» **Entries with figure data**:
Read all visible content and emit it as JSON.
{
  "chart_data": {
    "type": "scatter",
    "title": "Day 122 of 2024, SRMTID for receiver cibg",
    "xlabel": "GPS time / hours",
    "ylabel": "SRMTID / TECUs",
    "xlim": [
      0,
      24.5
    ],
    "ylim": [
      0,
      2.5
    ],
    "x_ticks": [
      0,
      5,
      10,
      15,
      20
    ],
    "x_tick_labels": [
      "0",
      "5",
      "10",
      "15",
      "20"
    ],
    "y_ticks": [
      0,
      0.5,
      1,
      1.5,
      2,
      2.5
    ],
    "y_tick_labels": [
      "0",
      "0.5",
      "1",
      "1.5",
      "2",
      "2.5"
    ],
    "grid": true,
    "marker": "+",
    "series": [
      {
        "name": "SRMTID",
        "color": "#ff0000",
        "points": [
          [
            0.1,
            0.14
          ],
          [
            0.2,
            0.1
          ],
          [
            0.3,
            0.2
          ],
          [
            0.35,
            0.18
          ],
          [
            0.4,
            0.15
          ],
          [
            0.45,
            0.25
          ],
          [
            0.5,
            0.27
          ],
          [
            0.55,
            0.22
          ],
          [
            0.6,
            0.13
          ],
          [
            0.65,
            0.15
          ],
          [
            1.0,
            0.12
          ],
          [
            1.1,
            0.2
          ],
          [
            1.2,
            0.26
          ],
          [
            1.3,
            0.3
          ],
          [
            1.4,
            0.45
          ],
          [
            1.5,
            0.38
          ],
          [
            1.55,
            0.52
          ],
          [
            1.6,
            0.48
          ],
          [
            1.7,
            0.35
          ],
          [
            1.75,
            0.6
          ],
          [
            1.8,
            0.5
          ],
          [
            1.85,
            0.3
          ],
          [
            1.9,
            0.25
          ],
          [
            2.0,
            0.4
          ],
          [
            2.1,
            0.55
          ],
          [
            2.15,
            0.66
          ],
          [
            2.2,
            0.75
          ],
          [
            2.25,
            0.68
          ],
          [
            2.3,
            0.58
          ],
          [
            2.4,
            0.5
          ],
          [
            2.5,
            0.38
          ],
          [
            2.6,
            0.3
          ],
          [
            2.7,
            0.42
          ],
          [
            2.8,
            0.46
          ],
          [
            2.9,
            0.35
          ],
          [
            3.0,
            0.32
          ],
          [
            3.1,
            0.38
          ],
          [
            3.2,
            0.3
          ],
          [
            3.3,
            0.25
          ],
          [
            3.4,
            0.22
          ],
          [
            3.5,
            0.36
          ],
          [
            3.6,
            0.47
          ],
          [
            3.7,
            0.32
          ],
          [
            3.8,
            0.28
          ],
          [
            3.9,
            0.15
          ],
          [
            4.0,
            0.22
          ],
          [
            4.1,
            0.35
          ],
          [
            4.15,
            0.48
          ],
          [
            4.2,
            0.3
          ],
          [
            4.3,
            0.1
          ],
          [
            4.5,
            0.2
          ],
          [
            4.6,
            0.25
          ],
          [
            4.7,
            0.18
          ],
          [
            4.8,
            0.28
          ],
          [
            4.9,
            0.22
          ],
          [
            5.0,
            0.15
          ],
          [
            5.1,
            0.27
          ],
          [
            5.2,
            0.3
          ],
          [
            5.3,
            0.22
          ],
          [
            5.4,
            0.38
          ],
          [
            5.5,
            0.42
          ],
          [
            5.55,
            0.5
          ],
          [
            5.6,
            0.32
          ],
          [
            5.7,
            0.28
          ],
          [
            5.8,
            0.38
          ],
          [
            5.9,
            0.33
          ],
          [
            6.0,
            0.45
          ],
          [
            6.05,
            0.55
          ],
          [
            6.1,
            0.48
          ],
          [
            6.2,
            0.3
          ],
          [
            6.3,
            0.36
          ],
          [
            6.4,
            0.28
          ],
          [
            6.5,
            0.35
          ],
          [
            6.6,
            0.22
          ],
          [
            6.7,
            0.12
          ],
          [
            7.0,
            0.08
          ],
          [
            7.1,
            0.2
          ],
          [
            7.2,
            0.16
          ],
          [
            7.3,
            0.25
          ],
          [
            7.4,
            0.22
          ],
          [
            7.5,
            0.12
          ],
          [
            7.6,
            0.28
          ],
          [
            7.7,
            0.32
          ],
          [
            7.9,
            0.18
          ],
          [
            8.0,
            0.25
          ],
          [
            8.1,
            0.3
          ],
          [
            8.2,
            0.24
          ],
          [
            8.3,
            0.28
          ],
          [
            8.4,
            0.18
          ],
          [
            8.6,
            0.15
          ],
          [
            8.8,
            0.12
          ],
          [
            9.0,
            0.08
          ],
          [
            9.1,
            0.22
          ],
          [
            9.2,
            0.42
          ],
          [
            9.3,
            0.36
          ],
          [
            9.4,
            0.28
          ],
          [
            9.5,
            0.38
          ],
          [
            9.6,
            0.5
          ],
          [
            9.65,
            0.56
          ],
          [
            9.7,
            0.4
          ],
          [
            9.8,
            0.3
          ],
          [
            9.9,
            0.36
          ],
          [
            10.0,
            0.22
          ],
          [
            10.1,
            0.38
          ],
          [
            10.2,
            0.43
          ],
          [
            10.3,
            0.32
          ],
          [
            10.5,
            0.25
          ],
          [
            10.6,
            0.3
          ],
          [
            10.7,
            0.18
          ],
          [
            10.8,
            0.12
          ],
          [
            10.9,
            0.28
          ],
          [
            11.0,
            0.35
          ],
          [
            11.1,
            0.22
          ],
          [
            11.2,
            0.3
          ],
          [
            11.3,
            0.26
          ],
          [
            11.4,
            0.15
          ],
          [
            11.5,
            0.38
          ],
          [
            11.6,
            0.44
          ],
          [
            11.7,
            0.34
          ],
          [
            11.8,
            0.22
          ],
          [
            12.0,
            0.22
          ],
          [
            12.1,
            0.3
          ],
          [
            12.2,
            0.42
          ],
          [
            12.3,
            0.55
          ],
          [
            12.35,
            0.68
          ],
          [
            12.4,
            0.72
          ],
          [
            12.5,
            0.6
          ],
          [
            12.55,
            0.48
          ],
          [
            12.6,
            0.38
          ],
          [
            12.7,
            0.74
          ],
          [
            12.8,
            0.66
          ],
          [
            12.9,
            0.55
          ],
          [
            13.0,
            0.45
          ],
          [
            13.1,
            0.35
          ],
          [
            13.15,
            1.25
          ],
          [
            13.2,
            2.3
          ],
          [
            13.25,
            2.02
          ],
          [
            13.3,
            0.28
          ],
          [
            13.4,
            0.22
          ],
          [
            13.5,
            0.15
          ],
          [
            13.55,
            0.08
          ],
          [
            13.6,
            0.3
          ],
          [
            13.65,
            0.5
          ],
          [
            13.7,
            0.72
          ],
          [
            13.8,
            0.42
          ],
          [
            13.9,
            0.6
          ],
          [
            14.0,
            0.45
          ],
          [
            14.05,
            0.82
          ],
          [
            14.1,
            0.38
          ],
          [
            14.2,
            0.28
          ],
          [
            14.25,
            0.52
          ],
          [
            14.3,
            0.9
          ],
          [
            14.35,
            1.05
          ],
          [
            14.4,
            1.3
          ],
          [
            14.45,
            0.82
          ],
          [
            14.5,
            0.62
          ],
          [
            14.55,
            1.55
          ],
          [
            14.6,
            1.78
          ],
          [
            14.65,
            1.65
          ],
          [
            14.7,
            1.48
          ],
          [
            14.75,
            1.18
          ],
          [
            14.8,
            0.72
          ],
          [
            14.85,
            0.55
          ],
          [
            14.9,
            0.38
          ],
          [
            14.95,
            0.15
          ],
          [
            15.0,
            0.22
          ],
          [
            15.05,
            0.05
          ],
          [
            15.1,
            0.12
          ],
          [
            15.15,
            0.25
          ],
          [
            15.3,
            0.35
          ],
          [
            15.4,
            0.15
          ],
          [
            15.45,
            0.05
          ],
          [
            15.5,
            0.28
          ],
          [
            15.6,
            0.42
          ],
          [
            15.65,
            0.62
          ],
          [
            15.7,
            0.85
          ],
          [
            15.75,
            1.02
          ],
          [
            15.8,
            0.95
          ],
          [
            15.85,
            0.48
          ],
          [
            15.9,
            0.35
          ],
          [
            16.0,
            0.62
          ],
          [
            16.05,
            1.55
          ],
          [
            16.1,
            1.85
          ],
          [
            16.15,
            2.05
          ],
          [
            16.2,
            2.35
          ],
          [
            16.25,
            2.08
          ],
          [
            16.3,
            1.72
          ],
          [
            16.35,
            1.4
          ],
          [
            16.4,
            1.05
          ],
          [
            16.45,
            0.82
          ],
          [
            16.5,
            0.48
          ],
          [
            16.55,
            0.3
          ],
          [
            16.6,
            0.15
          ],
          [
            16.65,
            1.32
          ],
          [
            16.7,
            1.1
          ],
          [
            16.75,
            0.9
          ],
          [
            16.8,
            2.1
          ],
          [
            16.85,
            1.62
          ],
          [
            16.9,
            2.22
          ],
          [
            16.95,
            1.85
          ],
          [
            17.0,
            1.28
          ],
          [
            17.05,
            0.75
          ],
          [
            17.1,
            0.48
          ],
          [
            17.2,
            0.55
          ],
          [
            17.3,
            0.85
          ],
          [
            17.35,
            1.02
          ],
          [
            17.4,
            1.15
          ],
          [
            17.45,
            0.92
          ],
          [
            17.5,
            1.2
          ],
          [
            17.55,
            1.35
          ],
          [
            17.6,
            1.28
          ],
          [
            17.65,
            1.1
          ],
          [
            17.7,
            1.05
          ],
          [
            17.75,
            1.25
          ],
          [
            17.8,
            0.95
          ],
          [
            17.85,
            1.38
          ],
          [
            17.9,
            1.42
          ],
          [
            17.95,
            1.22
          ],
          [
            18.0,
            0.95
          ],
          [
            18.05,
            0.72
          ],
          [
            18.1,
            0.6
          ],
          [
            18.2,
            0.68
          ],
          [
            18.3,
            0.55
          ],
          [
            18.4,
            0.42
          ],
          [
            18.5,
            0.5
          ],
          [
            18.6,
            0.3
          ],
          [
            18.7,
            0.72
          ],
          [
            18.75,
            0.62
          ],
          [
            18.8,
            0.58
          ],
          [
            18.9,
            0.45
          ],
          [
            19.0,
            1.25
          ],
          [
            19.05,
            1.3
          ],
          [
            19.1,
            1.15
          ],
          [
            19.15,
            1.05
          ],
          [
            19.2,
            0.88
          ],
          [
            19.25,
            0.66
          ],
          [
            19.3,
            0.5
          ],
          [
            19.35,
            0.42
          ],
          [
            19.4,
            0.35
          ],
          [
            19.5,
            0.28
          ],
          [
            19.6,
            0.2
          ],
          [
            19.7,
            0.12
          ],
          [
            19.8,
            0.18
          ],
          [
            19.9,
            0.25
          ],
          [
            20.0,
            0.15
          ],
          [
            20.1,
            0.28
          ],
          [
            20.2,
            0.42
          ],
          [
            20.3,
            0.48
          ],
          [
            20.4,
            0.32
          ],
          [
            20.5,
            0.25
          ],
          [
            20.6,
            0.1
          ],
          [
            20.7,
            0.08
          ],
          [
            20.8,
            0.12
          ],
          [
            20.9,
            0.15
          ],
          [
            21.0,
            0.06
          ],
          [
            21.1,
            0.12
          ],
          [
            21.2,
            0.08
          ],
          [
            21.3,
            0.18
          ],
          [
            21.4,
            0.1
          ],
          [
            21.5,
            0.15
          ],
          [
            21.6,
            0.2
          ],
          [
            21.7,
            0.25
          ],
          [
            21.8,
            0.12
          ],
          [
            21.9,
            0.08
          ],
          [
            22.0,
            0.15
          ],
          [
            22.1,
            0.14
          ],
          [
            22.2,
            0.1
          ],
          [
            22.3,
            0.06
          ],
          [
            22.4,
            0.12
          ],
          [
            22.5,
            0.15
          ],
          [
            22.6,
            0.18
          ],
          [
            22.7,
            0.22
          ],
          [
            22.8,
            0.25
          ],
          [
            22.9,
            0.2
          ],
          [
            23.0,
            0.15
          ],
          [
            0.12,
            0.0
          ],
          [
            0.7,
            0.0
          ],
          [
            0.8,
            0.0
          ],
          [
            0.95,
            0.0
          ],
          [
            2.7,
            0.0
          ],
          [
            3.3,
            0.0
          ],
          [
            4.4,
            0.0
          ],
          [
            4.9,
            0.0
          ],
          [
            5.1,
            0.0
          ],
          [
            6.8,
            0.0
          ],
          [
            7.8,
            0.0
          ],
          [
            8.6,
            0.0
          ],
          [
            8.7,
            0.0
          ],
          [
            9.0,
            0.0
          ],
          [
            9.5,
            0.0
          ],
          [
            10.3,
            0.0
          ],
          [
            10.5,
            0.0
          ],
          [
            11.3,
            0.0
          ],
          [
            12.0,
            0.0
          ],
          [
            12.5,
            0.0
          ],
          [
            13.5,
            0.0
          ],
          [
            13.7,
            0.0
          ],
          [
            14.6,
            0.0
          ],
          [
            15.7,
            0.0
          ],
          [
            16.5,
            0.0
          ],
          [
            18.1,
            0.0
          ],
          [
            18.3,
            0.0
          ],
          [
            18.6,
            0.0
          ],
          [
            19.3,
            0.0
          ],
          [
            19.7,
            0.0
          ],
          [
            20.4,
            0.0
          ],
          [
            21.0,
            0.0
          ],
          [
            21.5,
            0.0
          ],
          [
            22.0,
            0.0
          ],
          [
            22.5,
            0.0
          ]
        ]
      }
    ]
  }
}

» **Requirement**: Return every line holding the word "SRMTID" from the records.

» **Worked answer**:
    "title": "Day 122 of 2024, SRMTID for receiver cibg",
    "ylabel": "SRMTID / TECUs",
        "name": "SRMTID",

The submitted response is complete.